-- begin Task inputs --

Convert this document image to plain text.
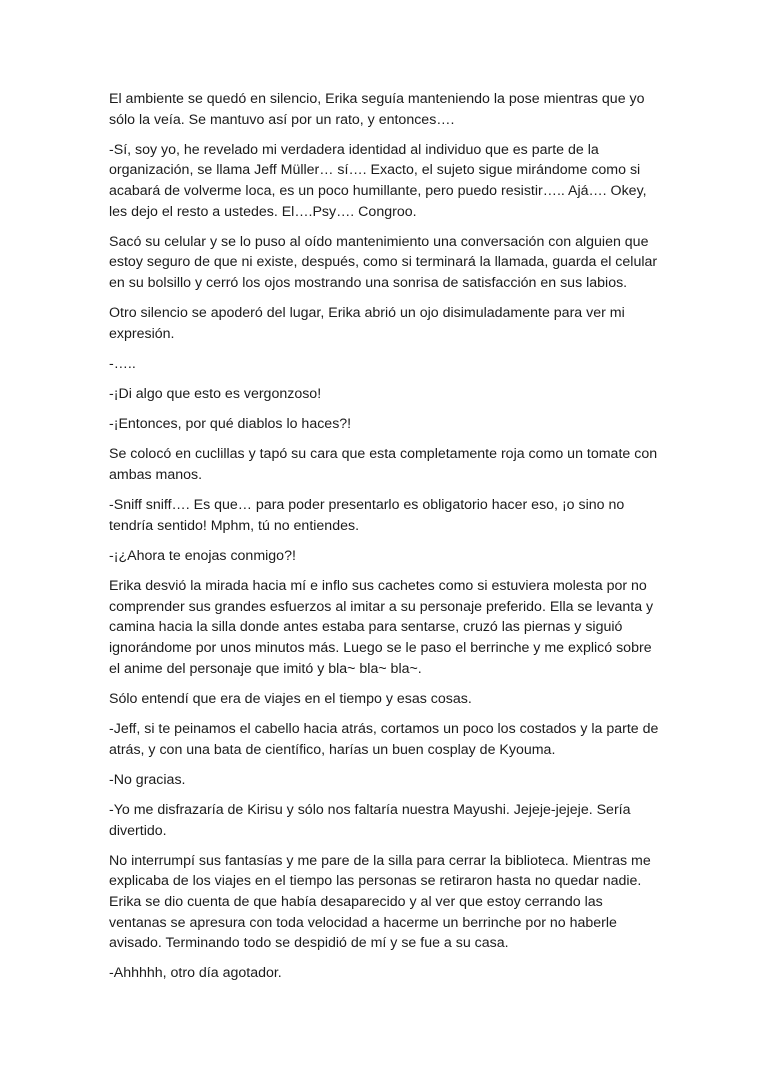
El ambiente se quedó en silencio, Erika seguía manteniendo la pose mientras que yo sólo la veía. Se mantuvo así por un rato, y entonces….

-Sí, soy yo, he revelado mi verdadera identidad al individuo que es parte de la organización, se llama Jeff Müller… sí…. Exacto, el sujeto sigue mirándome como si acabará de volverme loca, es un poco humillante, pero puedo resistir….. Ajá…. Okey, les dejo el resto a ustedes. El….Psy…. Congroo.

Sacó su celular y se lo puso al oído mantenimiento una conversación con alguien que estoy seguro de que ni existe, después, como si terminará la llamada, guarda el celular en su bolsillo y cerró los ojos mostrando una sonrisa de satisfacción en sus labios.

Otro silencio se apoderó del lugar, Erika abrió un ojo disimuladamente para ver mi expresión.

-…..

-¡Di algo que esto es vergonzoso!

-¡Entonces, por qué diablos lo haces?!

Se colocó en cuclillas y tapó su cara que esta completamente roja como un tomate con ambas manos.

-Sniff sniff…. Es que… para poder presentarlo es obligatorio hacer eso, ¡o sino no tendría sentido! Mphm, tú no entiendes.

-¡¿Ahora te enojas conmigo?!

Erika desvió la mirada hacia mí e inflo sus cachetes como si estuviera molesta por no comprender sus grandes esfuerzos al imitar a su personaje preferido. Ella se levanta y camina hacia la silla donde antes estaba para sentarse, cruzó las piernas y siguió ignorándome por unos minutos más. Luego se le paso el berrinche y me explicó sobre el anime del personaje que imitó y bla~ bla~ bla~.

Sólo entendí que era de viajes en el tiempo y esas cosas.

-Jeff, si te peinamos el cabello hacia atrás, cortamos un poco los costados y la parte de atrás, y con una bata de científico, harías un buen cosplay de Kyouma.

-No gracias.

-Yo me disfrazaría de Kirisu y sólo nos faltaría nuestra Mayushi. Jejeje-jejeje. Sería divertido.

No interrumpí sus fantasías y me pare de la silla para cerrar la biblioteca. Mientras me explicaba de los viajes en el tiempo las personas se retiraron hasta no quedar nadie. Erika se dio cuenta de que había desaparecido y al ver que estoy cerrando las ventanas se apresura con toda velocidad a hacerme un berrinche por no haberle avisado. Terminando todo se despidió de mí y se fue a su casa.

-Ahhhhh, otro día agotador.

-- end Task inputs --

## Work to complete
Pull out and copy each line containing the string "parte".

## Complete response
-Sí, soy yo, he revelado mi verdadera identidad al individuo que es parte de la organización, se llama Jeff Müller… sí…. Exacto, el sujeto sigue mirándome como si acabará de volverme loca, es un poco humillante, pero puedo resistir….. Ajá…. Okey, les dejo el resto a ustedes. El….Psy…. Congroo.
-Jeff, si te peinamos el cabello hacia atrás, cortamos un poco los costados y la parte de atrás, y con una bata de científico, harías un buen cosplay de Kyouma.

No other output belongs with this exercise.